Instruction a
Rewrite the entries as a JSON list of strings with one string per line, leaving out blank lines. Include only the lines from the start of the entries through the line that contains "- colorbar: −100", with both ends included.

Provided text
The execution of this script will bring-up a window with the lego plot.

Click to display ⇲

Click to hide ⇱

Eta-Phi

You can also look at a simple “tracking” for a given event:

Click to display ⇲

Click to hide ⇱

 3D view

The code written in Python is attached:

Click to display ⇲

Click to hide ⇱

Reading NLO predictions

NLO records are different from showered MC. There is much less information available on particles, and events have weights. In many cases, PDF uncertainties are included. Here is an example how to read outputs from the MCFM program generated on BlueGene/Q at ANL.

hs-view http://mc.hep.anl.gov/asc/hepsim/events/pp/100tev/gamma_mcfm/gamma100tev_0000000.promc

or:

wget http://mc.hep.anl.gov/asc/hepsim/events/pp/100tev/gamma_mcfm/gamma100tev_0000000.promc
hs-view gamma100tev_0000000.promc

On the left panel, click on the event and then look at “Event info”. It shows the integer values (idata) that encode the PDF uncertainties, while the float array (“fdata”) shows other information. The first element in the float array is the weight of the event. The particle information is shown as usual (but without mother ID etc.).

Click to display ⇲

Click to hide ⇱

NLO Browser

The scripts that reconstruct cross sections are attached to the HepSim event repository. Here is how to run a script to reconstruct a direct-photon cross section at NLO QCD using DatMelt:

You can also open a script as:

wget http://mc.hep.anl.gov/asc/hepsim/events/pp/8tev/gamma_jetphox.py
./dmelt.sh gamma_jetphox.py

Alternatively, open this script in the DMelt editor and press run (or [F8]).

NLO event record includes 4-momenta of particles and event weights (double values). In addition, deviations form central weights are included as an array of integer values as:

You can calculate differential cross sections using online files using this example:

mkdir Higgs; cd Higgs;
wget http://mc.hep.anl.gov/asc/hepsim/events/pp/100tev/higgsjet_gamgam_mcfm/macros/higgsjet_gamgam_mcfm.py
wget -O dmelt.zip http://sourceforge.net/projects/dmelt/files/latest/download
unzip dmelt.zip
./dmelt/dmelt_batch.sh higgsjet_gamgam_mcfm.py http://mc.hep.anl.gov/asc/hepsim/events/pp/100tev/higgsjet_gamgam_mcfm/ 

This example runs “higgsjet_gamgam_mcfm.py” code using online files and creates a Higgs differential cross section with PDF uncertainties. We use DMelt to do the calculations (after updating one jar file). You can also use ROOT/C++ to do the same.

Using C++/ROOT

To read downloaded ProMC files using C++/ROOT, you need to install the ProMC and ROOT package. If not sure, check these environmental variables:

echo $ROOTSYS
echo $PROMC

They should point to the installation paths. If you use CERN's lxplus or AFS, simply one can setup PROMC as:

source /afs/cern.ch/atlas/offline/external/promc/setup.sh

which is built for x86_64-slc6-gcc48-opt.

Then, look at examples:

  $PROMC/examples/reader_mc/  - shows how read a ProMC file from a typical Monte Carlo generator
  $PROMC/examples/reader_nlo/ - shows how read a ProMC file with NLO calculations (i.e. MCFM)
  $PROMC/examples/promc2root/ - shows how to read PROMC files and create ROOT Tree.

The same example directory shows how to write ProMC writes and convert to other formats.

Instruction b
Answer these questions using the page on reading HepSim event files.
(i) In an NLO record, what does the first element of the float array hold?
(ii) For which platform is the ProMC setup on CERN's AFS built?
(iii) Besides pressing run, which key runs a script in the DMelt editor?

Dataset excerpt
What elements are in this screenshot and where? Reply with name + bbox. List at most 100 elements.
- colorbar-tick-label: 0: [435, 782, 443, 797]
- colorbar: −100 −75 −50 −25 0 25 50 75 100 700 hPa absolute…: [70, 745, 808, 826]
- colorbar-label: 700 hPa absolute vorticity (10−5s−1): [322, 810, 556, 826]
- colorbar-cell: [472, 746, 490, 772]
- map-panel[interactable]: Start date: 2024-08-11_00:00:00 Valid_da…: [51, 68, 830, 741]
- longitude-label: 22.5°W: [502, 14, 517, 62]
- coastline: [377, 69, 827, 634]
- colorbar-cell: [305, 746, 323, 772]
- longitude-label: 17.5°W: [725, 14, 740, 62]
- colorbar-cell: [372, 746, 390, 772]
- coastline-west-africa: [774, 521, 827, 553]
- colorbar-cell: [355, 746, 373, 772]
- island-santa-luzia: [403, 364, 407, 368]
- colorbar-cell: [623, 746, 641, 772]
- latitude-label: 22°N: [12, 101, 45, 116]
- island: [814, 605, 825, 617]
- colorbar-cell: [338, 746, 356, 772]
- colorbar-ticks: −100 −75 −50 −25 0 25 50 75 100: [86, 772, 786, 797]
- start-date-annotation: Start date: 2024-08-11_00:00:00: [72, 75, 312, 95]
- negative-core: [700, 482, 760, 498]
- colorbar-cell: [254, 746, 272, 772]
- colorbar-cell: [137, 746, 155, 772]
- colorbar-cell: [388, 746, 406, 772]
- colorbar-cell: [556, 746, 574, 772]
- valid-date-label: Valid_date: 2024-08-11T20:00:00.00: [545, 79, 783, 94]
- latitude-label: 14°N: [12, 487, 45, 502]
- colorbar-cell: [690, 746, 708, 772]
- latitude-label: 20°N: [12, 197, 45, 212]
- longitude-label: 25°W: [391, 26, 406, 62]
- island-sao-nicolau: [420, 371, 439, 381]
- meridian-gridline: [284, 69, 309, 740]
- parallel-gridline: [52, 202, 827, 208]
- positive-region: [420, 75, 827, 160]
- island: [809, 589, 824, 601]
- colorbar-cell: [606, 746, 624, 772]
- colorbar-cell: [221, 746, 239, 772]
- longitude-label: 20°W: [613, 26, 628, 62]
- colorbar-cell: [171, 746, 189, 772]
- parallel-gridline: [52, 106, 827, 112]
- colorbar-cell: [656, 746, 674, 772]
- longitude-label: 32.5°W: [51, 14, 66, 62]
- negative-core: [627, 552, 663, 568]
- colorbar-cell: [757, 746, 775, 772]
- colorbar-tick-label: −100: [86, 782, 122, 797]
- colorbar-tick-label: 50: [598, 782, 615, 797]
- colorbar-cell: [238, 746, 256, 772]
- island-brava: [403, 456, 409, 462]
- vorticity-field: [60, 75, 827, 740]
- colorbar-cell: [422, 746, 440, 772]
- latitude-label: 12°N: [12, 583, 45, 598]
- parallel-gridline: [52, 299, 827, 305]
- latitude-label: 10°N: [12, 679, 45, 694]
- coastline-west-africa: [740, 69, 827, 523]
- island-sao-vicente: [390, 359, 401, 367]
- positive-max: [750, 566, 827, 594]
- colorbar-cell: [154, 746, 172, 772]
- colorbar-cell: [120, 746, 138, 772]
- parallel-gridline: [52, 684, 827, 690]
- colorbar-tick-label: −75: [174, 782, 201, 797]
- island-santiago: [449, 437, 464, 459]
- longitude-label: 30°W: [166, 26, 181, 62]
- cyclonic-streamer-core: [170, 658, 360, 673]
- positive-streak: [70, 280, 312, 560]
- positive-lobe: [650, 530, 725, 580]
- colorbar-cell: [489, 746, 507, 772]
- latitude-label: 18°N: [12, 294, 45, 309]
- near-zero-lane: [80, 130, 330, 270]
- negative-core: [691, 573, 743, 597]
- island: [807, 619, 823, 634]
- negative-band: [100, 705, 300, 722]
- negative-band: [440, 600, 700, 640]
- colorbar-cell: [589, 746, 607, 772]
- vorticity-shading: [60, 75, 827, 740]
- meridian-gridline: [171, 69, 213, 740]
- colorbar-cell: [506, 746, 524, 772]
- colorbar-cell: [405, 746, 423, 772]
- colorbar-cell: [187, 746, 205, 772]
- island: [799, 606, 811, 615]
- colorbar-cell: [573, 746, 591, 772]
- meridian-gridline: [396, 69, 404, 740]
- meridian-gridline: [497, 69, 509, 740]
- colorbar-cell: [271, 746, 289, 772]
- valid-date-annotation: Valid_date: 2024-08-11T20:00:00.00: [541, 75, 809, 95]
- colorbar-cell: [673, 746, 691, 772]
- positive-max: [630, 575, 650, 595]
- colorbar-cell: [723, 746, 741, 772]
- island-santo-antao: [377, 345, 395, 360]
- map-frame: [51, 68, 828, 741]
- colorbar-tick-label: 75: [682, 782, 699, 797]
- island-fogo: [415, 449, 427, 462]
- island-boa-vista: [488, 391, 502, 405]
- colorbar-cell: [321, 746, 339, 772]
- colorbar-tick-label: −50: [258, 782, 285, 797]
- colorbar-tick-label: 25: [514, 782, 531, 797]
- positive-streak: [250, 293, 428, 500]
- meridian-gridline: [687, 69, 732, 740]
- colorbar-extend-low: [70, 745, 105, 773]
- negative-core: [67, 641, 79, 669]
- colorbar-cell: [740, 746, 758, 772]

Worked solution a
[
  "What elements are in this screenshot and where? Reply with name + bbox. List at most 100 elements.",
  "- colorbar-tick-label: 0: [435, 782, 443, 797]",
  "- colorbar: −100 −75 −50 −25 0 25 50 75 100 700 hPa absolute…: [70, 745, 808, 826]"
]

Worked solution b
(i) The weight of the event.
(ii) x86_64-slc6-gcc48-opt.
(iii) F8.